▸ Data for the task
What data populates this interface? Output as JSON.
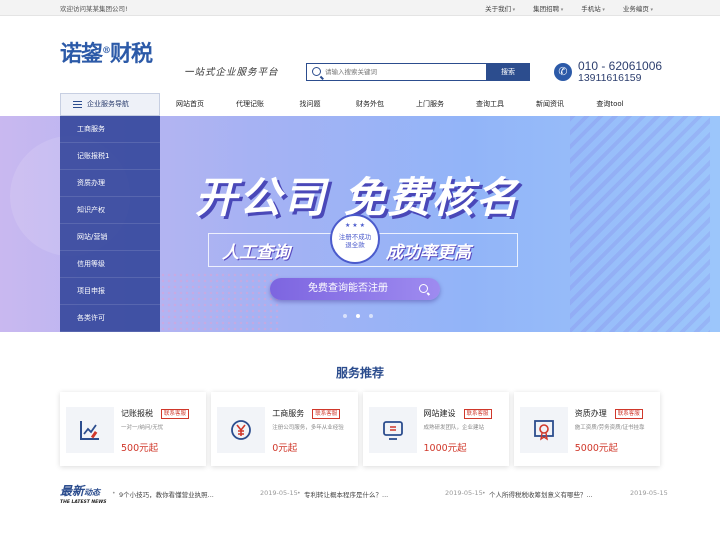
{
  "topbar": {
    "welcome": "欢迎访问某某集团公司!",
    "links": [
      "关于我们",
      "集团招聘",
      "手机站",
      "业务编页"
    ]
  },
  "header": {
    "logo_text": "诺鋆",
    "logo_reg": "®",
    "logo_suffix": "财税",
    "slogan": "一站式企业服务平台",
    "search_placeholder": "请输入搜索关键词",
    "search_button": "搜索",
    "phone_main": "010 - 62061006",
    "phone_mobile": "13911616159"
  },
  "nav": {
    "category_label": "企业服务导航",
    "items": [
      "网站首页",
      "代理记账",
      "找问题",
      "财务外包",
      "上门服务",
      "查询工具",
      "新闻资讯",
      "查询tool"
    ]
  },
  "sidemenu": [
    "工商服务",
    "记账报税1",
    "资质办理",
    "知识产权",
    "网站/营销",
    "信用等级",
    "项目申报",
    "各类许可"
  ],
  "banner": {
    "headline": "开公司 免费核名",
    "sub_left": "人工查询",
    "sub_right": "成功率更高",
    "seal_line1": "注册不成功",
    "seal_line2": "退全款",
    "cta": "免费查询能否注册"
  },
  "services": {
    "title": "服务推荐",
    "cards": [
      {
        "title": "记账报税",
        "badge": "联系客服",
        "desc": "一对一/纳问/无忧",
        "price": "500元起",
        "icon": "chart-pen-icon"
      },
      {
        "title": "工商服务",
        "badge": "联系客服",
        "desc": "注册公司服务，多年从业经验",
        "price": "0元起",
        "icon": "yen-coin-icon"
      },
      {
        "title": "网站建设",
        "badge": "联系客服",
        "desc": "成熟研发团队，企业建站",
        "price": "1000元起",
        "icon": "monitor-icon"
      },
      {
        "title": "资质办理",
        "badge": "联系客服",
        "desc": "施工资质/劳务资质/证书挂靠",
        "price": "5000元起",
        "icon": "certificate-icon"
      }
    ]
  },
  "news": {
    "logo_cn": "最新",
    "logo_cn_small": "动态",
    "logo_en": "THE LATEST NEWS",
    "items": [
      {
        "title": "9个小技巧，教你看懂营业执照...",
        "date": "2019-05-15"
      },
      {
        "title": "专利转让概本程序是什么？...",
        "date": "2019-05-15"
      },
      {
        "title": "个人所得税税收筹划意义有哪些？...",
        "date": "2019-05-15"
      }
    ]
  },
  "colors": {
    "brand": "#2c4d8e",
    "accent": "#d0382b"
  }
}
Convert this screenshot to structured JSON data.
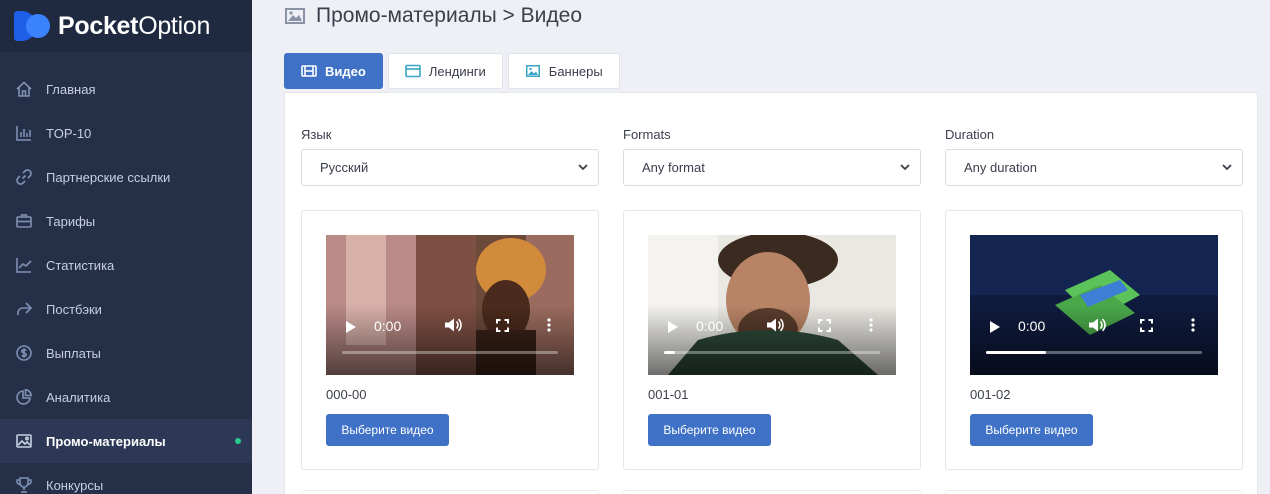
{
  "brand": {
    "name_bold": "Pocket",
    "name_regular": "Option"
  },
  "sidebar": {
    "items": [
      {
        "label": "Главная",
        "icon": "home-icon"
      },
      {
        "label": "TOP-10",
        "icon": "bar-chart-icon"
      },
      {
        "label": "Партнерские ссылки",
        "icon": "link-icon"
      },
      {
        "label": "Тарифы",
        "icon": "briefcase-icon"
      },
      {
        "label": "Статистика",
        "icon": "line-chart-icon"
      },
      {
        "label": "Постбэки",
        "icon": "share-icon"
      },
      {
        "label": "Выплаты",
        "icon": "dollar-icon"
      },
      {
        "label": "Аналитика",
        "icon": "pie-chart-icon"
      },
      {
        "label": "Промо-материалы",
        "icon": "image-icon",
        "active": true
      },
      {
        "label": "Конкурсы",
        "icon": "trophy-icon"
      }
    ],
    "active_dot_color": "#2bc98f"
  },
  "header": {
    "title": "Промо-материалы > Видео",
    "icon": "image-icon"
  },
  "tabs": [
    {
      "label": "Видео",
      "icon": "film-icon",
      "active": true
    },
    {
      "label": "Лендинги",
      "icon": "browser-icon"
    },
    {
      "label": "Баннеры",
      "icon": "image-icon"
    }
  ],
  "filters": {
    "language": {
      "label": "Язык",
      "value": "Русский"
    },
    "formats": {
      "label": "Formats",
      "value": "Any format"
    },
    "duration": {
      "label": "Duration",
      "value": "Any duration"
    }
  },
  "videos": [
    {
      "name": "000-00",
      "time": "0:00",
      "progress": 0,
      "button": "Выберите видео"
    },
    {
      "name": "001-01",
      "time": "0:00",
      "progress": 0.05,
      "button": "Выберите видео"
    },
    {
      "name": "001-02",
      "time": "0:00",
      "progress": 0.28,
      "button": "Выберите видео"
    }
  ],
  "colors": {
    "accent": "#3f72c7",
    "sidebar": "#253048"
  }
}
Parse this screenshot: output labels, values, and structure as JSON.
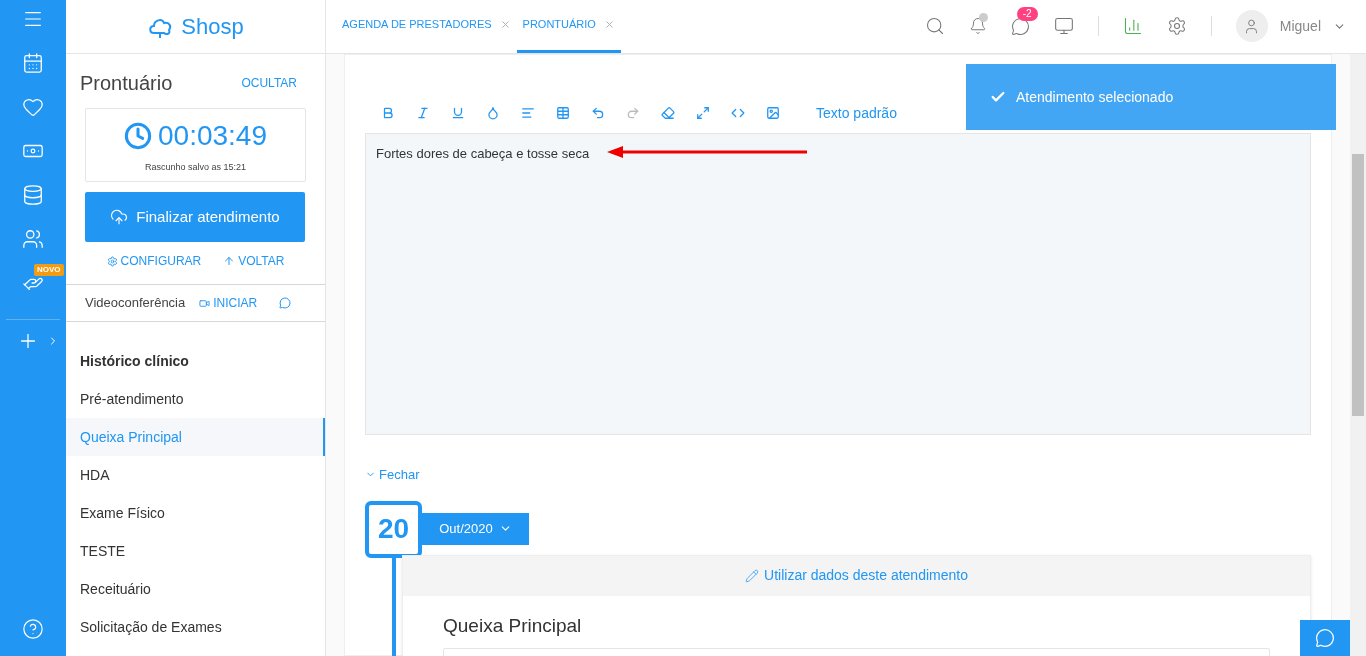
{
  "rail": {
    "badge": "NOVO"
  },
  "brand": {
    "name": "Shosp"
  },
  "panel": {
    "title": "Prontuário",
    "hide": "OCULTAR",
    "timer": "00:03:49",
    "saved": "Rascunho salvo as 15:21",
    "finish": "Finalizar atendimento",
    "configure": "CONFIGURAR",
    "back": "VOLTAR"
  },
  "video": {
    "label": "Videoconferência",
    "start": "INICIAR"
  },
  "menu": [
    {
      "label": "Histórico clínico",
      "kind": "heading",
      "selected": false
    },
    {
      "label": "Pré-atendimento",
      "kind": "item",
      "selected": false
    },
    {
      "label": "Queixa Principal",
      "kind": "item",
      "selected": true
    },
    {
      "label": "HDA",
      "kind": "item",
      "selected": false
    },
    {
      "label": "Exame Físico",
      "kind": "item",
      "selected": false
    },
    {
      "label": "TESTE",
      "kind": "item",
      "selected": false
    },
    {
      "label": "Receituário",
      "kind": "item",
      "selected": false
    },
    {
      "label": "Solicitação de Exames",
      "kind": "item",
      "selected": false
    }
  ],
  "tabs": [
    {
      "label": "AGENDA DE PRESTADORES",
      "selected": false
    },
    {
      "label": "PRONTUÁRIO",
      "selected": true
    }
  ],
  "header": {
    "chat_badge": "-2",
    "user": "Miguel"
  },
  "editor": {
    "links": [
      "Texto padrão"
    ],
    "text": "Fortes dores de cabeça e tosse seca"
  },
  "toast": {
    "message": "Atendimento selecionado"
  },
  "history": {
    "close": "Fechar",
    "day": "20",
    "month": "Out/2020",
    "use_data": "Utilizar dados deste atendimento",
    "section": "Queixa Principal"
  }
}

▸ Written problem
Pick out every line above that contains the word "screenshot" and copy it.

▸ Worked solution
Convert this screenshot to structured JSON data.
Parse this screenshot: output labels, values, and structure as JSON.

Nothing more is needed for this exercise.